• **ACTIVITIES**:
(A) In the notes on the coefficient of determination, reproduce the passage starting with "- To determine" and going on through "the regression model.".
(B) In the notes on the coefficient of determination, restate more briefly the paragraph that begins "By definition, R2 is calculated".
*** EXCERPTED PASSAGE ***
- To determine how much variance two variables share, or how much variance is explained, or accounted for, by a set of variables (predictors) in an outcome variable.
- Values can range from 0.00 to 1.00, or 0 to 100%.
- In terms of regression analysis, the coefficient of determination is an overall measure of the accuracy of the regression model.
- In simple linear regression analysis, the calculation of this coefficient is to square the r value between the two values, where r is the correlation coefficient.
- In a multiple linear regression analysis, R2 is known as the multiple correlation coefficient of determination.
- It helps to describe how well a regression line fits (a.k.a., goodness of fit). An R2 value of 0 indicates that the regression line does not fit the set of data points and a value of 1 indicates that the regression line perfectly fits the set of data points.
- By definition, R2 is calculated by one minus the Sum of Squares of Residuals (SSerror) divided by the Total Sum of Squares (SStotal): R2 = 1 – (SSerror / SStotal).
- In the case of a multiple linear regression, if the predictor variables are too correlated with one another (referred to as multicollinearity), this can cause the coefficient of determination to be higher in value.
*** End of EXCERPTED PASSAGE ***
*** DATA EXTRACTS ***
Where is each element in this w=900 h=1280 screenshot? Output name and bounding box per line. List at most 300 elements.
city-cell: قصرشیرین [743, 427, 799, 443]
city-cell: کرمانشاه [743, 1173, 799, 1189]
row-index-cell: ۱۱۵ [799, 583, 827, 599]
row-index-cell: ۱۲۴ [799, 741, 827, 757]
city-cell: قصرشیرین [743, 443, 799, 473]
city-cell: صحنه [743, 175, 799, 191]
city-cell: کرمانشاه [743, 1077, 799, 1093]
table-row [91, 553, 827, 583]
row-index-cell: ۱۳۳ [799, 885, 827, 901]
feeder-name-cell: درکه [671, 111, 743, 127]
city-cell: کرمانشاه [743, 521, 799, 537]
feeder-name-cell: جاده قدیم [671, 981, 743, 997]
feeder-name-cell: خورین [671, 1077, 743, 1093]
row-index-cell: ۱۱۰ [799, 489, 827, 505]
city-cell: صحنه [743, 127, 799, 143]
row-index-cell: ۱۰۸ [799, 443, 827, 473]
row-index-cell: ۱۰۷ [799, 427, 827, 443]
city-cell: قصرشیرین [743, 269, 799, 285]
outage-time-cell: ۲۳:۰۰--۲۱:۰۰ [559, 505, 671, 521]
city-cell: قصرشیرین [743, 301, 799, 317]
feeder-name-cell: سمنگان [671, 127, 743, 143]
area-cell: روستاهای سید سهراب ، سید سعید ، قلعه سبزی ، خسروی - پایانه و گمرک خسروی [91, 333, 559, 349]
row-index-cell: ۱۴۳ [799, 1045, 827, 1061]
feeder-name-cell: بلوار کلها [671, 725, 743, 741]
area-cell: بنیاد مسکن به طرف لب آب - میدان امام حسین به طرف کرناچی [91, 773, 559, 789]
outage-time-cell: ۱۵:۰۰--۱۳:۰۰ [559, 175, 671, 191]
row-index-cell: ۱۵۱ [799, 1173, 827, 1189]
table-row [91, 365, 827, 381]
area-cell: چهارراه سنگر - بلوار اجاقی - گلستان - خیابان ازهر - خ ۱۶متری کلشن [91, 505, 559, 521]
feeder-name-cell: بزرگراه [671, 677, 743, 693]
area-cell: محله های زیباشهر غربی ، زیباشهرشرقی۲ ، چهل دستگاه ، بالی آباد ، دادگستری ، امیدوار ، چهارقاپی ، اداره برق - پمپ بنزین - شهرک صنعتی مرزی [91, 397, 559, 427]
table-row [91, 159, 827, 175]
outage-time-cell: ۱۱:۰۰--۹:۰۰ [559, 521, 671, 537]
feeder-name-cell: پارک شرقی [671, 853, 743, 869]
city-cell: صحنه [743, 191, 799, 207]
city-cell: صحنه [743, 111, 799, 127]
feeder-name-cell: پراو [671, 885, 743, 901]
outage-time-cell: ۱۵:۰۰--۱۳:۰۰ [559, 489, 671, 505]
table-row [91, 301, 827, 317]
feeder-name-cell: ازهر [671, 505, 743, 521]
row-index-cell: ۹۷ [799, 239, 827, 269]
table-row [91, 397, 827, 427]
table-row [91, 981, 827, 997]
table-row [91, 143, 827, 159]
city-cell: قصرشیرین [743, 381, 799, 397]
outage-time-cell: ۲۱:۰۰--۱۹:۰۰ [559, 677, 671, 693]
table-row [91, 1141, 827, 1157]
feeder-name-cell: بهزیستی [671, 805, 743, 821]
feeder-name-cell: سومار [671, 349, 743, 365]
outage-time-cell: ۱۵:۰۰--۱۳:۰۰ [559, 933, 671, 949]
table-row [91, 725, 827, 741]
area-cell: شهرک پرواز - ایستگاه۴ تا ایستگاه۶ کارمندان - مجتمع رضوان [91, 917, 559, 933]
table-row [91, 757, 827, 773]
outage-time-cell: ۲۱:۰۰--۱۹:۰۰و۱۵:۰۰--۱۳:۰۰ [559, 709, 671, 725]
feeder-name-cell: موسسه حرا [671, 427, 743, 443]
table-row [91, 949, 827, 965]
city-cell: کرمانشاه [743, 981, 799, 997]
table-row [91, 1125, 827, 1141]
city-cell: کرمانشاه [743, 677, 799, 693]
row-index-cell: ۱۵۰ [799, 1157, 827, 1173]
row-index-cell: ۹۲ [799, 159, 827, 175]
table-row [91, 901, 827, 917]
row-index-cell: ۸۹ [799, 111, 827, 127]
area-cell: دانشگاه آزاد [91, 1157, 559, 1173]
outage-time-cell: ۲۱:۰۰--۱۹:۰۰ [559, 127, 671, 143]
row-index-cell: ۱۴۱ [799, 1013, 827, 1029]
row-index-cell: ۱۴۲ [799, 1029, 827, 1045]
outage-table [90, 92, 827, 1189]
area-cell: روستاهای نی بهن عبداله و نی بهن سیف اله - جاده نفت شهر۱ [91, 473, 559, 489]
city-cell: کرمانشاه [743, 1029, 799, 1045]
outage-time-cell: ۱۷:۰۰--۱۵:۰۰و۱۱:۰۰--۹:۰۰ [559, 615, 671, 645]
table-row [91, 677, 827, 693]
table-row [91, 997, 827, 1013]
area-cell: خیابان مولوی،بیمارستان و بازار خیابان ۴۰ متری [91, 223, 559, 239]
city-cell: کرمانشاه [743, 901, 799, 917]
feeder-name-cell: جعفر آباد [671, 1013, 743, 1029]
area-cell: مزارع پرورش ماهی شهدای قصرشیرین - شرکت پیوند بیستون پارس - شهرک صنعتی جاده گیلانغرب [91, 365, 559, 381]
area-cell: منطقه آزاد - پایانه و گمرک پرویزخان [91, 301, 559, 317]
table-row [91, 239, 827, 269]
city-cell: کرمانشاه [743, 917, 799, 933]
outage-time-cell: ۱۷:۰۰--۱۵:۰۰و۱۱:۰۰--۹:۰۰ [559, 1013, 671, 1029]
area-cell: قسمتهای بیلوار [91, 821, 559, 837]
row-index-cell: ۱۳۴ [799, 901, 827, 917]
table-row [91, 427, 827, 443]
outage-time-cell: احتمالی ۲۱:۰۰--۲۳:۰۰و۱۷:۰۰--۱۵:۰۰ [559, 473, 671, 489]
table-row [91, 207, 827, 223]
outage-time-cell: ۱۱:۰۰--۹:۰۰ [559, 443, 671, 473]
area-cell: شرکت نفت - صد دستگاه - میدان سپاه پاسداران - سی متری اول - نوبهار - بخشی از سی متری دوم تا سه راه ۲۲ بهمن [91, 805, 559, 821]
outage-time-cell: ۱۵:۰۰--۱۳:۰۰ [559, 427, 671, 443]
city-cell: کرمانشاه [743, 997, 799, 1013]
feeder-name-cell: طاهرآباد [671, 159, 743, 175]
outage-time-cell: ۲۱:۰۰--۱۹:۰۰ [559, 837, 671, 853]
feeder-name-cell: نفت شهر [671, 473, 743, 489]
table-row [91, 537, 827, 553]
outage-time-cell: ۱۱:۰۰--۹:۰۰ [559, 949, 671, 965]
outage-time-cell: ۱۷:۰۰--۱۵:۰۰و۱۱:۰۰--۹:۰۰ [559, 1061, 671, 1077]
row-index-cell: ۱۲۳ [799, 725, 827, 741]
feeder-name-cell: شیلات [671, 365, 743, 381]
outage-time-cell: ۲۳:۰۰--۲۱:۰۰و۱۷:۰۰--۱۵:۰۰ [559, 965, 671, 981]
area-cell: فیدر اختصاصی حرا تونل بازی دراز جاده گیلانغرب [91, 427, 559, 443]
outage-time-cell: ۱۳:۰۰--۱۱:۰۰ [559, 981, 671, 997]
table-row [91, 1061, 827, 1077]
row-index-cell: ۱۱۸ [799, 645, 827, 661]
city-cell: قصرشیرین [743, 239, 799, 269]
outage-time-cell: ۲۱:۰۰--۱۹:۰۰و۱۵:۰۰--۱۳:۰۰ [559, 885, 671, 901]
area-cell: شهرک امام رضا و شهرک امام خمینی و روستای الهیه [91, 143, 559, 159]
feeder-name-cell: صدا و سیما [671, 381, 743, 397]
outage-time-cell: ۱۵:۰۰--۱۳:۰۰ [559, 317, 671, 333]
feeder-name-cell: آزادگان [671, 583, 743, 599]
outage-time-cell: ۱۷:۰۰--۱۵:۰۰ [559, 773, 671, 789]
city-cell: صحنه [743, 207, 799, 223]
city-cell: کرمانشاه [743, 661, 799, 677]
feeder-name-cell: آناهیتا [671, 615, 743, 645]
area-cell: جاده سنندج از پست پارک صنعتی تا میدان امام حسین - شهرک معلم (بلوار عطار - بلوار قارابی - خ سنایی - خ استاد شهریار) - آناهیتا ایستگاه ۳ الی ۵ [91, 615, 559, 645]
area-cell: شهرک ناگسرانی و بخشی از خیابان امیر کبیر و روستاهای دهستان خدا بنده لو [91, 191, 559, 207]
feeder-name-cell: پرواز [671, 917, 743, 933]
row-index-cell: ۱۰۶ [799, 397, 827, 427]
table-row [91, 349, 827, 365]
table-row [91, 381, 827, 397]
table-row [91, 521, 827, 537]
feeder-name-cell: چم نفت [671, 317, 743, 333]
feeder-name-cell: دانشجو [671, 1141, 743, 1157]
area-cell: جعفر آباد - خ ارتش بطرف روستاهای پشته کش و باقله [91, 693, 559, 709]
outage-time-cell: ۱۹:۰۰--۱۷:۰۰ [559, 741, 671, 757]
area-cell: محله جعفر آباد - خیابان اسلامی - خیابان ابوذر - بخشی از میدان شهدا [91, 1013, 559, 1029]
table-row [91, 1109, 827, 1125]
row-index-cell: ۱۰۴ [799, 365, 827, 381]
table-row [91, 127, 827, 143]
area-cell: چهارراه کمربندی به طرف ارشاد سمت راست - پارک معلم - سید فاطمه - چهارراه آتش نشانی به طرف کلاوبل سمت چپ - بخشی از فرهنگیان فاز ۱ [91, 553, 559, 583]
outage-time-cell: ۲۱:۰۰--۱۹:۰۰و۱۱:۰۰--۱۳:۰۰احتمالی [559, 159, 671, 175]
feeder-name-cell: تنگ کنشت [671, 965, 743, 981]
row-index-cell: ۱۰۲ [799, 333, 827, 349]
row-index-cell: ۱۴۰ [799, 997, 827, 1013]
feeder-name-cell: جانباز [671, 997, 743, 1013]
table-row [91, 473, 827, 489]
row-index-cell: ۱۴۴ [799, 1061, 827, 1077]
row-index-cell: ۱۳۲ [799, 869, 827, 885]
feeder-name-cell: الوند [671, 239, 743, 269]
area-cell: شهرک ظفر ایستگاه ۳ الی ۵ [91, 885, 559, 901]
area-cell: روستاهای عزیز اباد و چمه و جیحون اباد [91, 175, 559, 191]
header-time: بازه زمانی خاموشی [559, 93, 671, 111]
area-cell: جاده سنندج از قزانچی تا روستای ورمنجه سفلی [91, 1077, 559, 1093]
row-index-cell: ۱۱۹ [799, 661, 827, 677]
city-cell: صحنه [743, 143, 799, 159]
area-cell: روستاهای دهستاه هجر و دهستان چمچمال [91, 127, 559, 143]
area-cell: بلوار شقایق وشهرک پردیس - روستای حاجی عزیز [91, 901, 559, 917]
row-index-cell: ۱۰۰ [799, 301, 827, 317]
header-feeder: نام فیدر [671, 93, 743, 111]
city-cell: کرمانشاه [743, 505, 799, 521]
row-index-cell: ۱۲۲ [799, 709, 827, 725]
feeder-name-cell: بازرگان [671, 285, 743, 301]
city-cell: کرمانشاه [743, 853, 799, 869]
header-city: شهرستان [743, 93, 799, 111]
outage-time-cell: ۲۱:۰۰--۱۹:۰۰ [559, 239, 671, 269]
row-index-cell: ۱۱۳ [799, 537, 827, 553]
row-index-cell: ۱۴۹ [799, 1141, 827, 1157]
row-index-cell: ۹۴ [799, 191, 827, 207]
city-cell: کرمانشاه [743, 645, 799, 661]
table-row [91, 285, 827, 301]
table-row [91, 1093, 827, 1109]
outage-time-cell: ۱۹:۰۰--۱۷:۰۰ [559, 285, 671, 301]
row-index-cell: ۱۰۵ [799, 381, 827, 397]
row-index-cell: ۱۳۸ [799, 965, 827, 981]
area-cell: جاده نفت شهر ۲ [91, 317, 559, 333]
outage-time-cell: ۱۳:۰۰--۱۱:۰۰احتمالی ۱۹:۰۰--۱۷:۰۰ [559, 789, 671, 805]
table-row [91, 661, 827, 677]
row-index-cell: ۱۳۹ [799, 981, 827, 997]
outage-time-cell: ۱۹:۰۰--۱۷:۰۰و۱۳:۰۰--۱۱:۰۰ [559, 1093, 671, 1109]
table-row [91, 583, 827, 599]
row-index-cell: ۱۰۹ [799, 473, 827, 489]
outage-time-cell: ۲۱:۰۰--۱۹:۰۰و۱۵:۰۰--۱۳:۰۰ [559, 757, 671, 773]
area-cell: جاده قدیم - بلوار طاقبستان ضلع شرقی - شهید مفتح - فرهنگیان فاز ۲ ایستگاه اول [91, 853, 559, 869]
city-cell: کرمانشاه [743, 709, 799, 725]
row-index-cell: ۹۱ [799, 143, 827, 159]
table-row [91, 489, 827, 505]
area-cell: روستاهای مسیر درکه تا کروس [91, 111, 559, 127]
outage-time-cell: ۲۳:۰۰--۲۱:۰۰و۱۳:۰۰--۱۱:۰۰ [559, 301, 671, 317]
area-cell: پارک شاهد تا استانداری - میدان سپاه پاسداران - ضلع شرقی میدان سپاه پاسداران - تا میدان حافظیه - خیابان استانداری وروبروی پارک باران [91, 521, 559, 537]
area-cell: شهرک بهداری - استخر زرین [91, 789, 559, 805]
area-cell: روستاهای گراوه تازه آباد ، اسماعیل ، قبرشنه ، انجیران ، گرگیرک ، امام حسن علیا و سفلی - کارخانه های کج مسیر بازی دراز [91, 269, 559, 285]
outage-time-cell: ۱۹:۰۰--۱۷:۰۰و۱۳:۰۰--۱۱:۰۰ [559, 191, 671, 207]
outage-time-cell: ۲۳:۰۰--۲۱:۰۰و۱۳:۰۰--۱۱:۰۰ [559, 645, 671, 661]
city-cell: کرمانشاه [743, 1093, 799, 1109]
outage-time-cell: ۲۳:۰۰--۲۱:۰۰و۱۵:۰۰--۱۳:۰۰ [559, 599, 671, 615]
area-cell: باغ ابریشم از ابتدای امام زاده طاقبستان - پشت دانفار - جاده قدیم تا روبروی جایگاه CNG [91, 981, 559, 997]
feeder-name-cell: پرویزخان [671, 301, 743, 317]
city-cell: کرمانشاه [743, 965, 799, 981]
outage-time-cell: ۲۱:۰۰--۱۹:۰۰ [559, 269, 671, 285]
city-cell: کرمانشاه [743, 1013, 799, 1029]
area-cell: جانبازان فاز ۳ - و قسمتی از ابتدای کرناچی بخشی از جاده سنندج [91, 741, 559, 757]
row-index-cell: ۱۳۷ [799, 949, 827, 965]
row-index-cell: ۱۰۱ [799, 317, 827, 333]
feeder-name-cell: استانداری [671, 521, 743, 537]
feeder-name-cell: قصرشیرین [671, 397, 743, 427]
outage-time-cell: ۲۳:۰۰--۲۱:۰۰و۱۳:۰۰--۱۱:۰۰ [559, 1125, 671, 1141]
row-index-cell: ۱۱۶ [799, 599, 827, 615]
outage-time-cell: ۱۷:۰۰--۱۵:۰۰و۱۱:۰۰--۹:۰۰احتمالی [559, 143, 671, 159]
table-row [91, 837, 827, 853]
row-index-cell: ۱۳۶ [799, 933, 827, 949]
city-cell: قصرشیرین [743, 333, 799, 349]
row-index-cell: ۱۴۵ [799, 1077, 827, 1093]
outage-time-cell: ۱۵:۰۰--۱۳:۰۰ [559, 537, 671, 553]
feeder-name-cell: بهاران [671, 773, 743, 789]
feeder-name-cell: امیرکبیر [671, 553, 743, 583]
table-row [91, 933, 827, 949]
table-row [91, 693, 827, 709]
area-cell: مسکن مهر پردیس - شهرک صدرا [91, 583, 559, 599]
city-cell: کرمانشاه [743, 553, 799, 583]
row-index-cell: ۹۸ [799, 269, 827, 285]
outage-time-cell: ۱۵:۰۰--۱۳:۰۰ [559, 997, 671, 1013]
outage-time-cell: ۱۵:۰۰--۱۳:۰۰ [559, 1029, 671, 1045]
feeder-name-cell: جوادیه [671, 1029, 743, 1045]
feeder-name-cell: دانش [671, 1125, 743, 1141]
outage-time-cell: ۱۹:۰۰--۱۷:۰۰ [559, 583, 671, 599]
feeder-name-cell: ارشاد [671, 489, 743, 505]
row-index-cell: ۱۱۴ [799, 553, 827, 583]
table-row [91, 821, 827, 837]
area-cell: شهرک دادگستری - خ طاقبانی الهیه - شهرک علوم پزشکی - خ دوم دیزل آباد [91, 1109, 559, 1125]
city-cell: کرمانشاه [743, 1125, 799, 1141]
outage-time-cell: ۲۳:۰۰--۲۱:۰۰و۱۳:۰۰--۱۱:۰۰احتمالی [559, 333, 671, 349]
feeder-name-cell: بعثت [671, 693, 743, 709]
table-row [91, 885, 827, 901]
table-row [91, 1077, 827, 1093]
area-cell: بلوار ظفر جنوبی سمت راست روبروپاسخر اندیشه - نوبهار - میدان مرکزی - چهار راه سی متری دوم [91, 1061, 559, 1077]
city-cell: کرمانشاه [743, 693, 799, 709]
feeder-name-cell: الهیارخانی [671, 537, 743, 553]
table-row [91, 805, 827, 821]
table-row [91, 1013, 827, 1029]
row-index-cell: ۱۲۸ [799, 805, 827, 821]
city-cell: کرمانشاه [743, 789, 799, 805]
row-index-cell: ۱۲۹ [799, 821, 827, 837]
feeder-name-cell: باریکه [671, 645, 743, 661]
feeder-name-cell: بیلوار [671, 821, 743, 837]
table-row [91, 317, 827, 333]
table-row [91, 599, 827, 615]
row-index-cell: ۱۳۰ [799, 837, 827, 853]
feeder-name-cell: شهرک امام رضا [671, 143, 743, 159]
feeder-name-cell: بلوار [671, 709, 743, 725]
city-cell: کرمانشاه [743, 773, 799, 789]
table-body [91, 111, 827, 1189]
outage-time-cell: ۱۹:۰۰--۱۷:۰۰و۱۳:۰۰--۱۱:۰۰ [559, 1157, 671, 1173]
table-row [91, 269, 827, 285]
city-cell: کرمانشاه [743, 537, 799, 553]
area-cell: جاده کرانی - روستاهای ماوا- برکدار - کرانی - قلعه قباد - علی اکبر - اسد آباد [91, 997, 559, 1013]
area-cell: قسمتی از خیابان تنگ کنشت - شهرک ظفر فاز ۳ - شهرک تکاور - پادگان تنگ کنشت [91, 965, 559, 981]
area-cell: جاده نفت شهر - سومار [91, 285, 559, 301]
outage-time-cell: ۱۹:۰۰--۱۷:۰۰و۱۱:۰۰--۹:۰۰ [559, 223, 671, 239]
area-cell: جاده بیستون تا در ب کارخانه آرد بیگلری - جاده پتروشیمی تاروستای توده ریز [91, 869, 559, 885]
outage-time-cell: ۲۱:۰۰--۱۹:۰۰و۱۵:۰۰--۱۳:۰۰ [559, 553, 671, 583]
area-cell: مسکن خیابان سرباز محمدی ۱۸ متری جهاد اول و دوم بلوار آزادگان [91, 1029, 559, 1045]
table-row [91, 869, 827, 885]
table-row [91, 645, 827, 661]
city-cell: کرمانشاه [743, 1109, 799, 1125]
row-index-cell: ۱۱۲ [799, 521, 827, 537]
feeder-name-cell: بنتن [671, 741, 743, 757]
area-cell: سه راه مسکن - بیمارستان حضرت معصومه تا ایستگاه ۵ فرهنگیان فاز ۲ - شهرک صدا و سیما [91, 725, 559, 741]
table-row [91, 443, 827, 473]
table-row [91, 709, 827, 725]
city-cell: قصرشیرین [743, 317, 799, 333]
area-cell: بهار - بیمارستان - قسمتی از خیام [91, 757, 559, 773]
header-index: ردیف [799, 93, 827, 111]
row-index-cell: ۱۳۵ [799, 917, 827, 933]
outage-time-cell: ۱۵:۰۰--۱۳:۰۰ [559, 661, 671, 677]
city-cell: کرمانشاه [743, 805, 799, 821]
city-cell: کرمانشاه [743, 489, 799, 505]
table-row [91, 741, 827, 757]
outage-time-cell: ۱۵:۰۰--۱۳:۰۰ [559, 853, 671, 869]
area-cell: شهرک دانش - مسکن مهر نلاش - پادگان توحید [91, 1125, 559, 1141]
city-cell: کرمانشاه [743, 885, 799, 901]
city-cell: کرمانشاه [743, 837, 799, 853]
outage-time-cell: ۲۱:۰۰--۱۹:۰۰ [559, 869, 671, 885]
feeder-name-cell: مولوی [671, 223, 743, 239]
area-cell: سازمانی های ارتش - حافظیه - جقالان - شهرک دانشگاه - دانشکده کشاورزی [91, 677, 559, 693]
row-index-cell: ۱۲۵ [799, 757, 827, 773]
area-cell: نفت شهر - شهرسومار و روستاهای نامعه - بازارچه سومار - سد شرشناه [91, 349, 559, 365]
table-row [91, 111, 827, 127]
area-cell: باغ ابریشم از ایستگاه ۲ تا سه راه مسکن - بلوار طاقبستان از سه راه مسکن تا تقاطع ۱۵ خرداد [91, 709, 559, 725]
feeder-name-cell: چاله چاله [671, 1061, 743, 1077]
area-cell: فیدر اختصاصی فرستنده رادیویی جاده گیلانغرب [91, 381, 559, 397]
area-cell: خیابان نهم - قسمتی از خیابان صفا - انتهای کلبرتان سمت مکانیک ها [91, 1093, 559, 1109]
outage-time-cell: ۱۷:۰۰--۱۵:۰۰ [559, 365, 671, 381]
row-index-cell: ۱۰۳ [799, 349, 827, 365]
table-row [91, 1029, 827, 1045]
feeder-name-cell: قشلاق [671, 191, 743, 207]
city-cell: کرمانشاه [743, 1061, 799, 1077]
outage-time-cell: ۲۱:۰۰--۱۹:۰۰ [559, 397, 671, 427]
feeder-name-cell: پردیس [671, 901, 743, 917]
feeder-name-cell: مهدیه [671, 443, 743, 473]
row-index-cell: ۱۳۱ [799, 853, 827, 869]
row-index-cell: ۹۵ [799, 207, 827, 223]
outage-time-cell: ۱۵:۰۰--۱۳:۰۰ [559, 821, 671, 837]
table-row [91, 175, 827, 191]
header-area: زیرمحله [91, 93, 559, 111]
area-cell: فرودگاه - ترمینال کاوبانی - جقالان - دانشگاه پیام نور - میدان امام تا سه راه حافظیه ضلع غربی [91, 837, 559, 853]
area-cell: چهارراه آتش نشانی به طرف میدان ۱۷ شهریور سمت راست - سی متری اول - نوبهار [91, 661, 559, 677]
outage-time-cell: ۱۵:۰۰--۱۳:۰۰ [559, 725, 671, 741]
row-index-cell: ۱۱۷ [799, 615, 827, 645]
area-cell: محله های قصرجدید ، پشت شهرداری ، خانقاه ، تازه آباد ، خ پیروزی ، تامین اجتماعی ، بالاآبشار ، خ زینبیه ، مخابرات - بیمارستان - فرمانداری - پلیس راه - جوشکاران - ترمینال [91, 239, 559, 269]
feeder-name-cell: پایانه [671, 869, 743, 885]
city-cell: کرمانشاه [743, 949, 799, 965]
*** End of DATA EXTRACTS ***
• **PER-TASK OUTPUTS**:
(A)
- To determine how much variance two variables share, or how much variance is explained, or accounted for, by a set of variables (predictors) in an outcome variable.
- Values can range from 0.00 to 1.00, or 0 to 100%.
- In terms of regression analysis, the coefficient of determination is an overall measure of the accuracy of the regression model.

(B) R2 equals one minus the Sum of Squares of Residuals (SSerror) divided by the Total Sum of Squares (SStotal): R2 = 1 – (SSerror / SStotal).